══ ENTRIES SUPPLIED
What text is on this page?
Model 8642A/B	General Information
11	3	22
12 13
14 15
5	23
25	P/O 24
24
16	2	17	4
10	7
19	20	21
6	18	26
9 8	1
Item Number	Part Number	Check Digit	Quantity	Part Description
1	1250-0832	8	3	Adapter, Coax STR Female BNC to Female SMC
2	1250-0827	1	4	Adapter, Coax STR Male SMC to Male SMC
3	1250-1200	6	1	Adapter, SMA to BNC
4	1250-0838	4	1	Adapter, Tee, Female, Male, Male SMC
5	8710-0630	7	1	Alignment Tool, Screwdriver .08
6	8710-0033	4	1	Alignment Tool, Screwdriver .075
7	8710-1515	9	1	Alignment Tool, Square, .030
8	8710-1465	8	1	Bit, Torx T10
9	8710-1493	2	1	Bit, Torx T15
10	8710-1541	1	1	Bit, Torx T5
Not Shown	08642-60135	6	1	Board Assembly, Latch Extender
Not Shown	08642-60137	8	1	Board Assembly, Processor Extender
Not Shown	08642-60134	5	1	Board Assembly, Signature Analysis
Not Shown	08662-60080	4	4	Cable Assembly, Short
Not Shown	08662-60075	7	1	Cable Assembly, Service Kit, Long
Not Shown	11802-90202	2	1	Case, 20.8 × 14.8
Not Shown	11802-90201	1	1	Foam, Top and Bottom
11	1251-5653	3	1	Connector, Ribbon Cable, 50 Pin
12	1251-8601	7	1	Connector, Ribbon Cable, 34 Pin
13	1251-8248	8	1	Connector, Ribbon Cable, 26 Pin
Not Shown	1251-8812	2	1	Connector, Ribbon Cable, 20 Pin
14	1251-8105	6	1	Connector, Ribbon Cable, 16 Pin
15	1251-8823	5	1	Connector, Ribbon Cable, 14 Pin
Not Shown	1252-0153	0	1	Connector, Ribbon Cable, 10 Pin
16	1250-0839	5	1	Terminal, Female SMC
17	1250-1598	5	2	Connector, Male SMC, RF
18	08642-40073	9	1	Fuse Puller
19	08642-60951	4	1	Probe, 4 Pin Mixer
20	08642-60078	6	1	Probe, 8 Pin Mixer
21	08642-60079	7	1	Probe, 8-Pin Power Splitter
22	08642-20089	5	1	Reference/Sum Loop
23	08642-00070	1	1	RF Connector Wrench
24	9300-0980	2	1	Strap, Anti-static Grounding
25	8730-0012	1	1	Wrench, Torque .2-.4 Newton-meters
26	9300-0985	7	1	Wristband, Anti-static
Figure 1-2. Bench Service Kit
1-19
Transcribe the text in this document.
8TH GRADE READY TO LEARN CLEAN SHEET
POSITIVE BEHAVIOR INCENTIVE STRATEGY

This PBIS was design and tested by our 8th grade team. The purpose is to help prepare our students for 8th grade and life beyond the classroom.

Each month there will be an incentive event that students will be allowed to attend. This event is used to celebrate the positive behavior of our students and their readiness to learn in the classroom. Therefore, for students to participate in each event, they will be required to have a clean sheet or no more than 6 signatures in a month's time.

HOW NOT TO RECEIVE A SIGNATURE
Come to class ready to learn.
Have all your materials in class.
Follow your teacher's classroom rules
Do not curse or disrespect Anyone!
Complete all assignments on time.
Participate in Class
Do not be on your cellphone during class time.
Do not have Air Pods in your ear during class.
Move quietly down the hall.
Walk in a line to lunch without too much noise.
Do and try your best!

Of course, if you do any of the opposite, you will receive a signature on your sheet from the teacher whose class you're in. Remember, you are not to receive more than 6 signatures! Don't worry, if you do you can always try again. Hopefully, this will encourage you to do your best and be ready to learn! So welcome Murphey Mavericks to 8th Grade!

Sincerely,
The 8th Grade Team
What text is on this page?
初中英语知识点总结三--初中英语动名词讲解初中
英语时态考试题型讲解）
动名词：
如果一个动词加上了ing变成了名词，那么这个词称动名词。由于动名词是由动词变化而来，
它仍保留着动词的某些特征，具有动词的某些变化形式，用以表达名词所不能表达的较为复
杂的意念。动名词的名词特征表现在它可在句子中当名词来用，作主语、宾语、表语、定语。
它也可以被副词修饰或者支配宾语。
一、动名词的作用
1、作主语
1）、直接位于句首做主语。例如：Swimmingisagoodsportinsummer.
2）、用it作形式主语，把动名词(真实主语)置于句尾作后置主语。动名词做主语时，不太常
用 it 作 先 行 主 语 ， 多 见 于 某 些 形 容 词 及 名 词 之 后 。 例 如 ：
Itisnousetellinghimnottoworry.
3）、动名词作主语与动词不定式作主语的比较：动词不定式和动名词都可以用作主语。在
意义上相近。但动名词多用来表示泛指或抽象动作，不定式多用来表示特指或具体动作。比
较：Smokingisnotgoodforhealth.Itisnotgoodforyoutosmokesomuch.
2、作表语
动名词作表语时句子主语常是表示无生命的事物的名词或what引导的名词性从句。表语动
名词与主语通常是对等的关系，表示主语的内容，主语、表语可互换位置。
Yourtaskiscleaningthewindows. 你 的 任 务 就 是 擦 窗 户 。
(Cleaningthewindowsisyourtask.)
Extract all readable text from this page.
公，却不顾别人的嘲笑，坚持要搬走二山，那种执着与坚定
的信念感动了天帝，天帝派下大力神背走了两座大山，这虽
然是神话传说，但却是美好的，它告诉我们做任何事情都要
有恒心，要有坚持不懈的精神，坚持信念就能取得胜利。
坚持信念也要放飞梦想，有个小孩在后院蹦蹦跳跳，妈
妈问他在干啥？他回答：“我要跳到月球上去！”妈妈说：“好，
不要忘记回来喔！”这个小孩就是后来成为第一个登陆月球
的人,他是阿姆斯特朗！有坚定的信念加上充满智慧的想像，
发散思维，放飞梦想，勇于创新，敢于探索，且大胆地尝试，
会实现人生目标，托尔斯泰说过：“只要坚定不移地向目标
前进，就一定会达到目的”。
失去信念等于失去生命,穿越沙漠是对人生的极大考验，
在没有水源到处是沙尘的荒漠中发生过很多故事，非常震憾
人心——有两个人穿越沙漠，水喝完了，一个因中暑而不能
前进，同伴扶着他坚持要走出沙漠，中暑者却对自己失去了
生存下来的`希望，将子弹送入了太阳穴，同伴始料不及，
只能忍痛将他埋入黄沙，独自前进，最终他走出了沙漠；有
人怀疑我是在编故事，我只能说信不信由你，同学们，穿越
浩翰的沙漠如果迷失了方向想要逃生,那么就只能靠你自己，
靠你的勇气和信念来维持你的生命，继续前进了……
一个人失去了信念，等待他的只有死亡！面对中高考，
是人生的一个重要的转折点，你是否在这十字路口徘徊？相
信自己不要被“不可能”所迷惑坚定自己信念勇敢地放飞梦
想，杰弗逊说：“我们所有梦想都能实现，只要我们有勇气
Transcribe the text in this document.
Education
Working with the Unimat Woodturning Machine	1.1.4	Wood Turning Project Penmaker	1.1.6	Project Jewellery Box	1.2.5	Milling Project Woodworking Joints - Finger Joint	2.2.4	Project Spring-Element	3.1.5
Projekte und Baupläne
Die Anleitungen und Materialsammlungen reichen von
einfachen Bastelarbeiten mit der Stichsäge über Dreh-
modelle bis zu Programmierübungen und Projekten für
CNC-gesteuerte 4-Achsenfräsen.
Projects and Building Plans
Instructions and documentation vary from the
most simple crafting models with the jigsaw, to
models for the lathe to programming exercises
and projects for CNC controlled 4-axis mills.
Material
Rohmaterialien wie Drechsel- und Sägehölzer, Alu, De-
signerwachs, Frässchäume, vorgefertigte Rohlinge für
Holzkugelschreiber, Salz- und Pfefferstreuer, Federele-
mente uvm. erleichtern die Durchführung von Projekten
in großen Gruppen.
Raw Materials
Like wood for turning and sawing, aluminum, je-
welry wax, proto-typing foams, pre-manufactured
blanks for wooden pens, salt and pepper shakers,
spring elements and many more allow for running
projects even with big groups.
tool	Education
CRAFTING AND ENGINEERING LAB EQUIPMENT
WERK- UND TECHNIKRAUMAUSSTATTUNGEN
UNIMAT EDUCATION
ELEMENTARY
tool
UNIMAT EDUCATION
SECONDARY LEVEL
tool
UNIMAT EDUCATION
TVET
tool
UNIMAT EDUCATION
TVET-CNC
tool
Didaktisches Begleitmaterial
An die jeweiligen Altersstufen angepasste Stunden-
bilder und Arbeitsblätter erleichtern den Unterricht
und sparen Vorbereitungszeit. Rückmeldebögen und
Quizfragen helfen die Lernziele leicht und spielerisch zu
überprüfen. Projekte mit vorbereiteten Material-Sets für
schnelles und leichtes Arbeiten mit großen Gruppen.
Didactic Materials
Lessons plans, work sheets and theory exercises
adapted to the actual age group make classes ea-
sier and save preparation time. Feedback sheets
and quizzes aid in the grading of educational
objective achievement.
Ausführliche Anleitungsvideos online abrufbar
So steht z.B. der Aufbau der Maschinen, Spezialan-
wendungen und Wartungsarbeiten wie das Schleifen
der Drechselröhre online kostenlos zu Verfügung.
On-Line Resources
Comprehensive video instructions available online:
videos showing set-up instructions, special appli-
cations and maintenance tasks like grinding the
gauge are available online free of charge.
════
[REQUIRED TASK]:
Look above for lines with the word "classroom" and copy them all.

[SOLUTION]:
This PBIS was design and tested by our 8th grade team. The purpose is to help prepare our students for 8th grade and life beyond the classroom.
Each month there will be an incentive event that students will be allowed to attend. This event is used to celebrate the positive behavior of our students and their readiness to learn in the classroom. Therefore, for students to participate in each event, they will be required to have a clean sheet or no more than 6 signatures in a month's time.
Follow your teacher's classroom rules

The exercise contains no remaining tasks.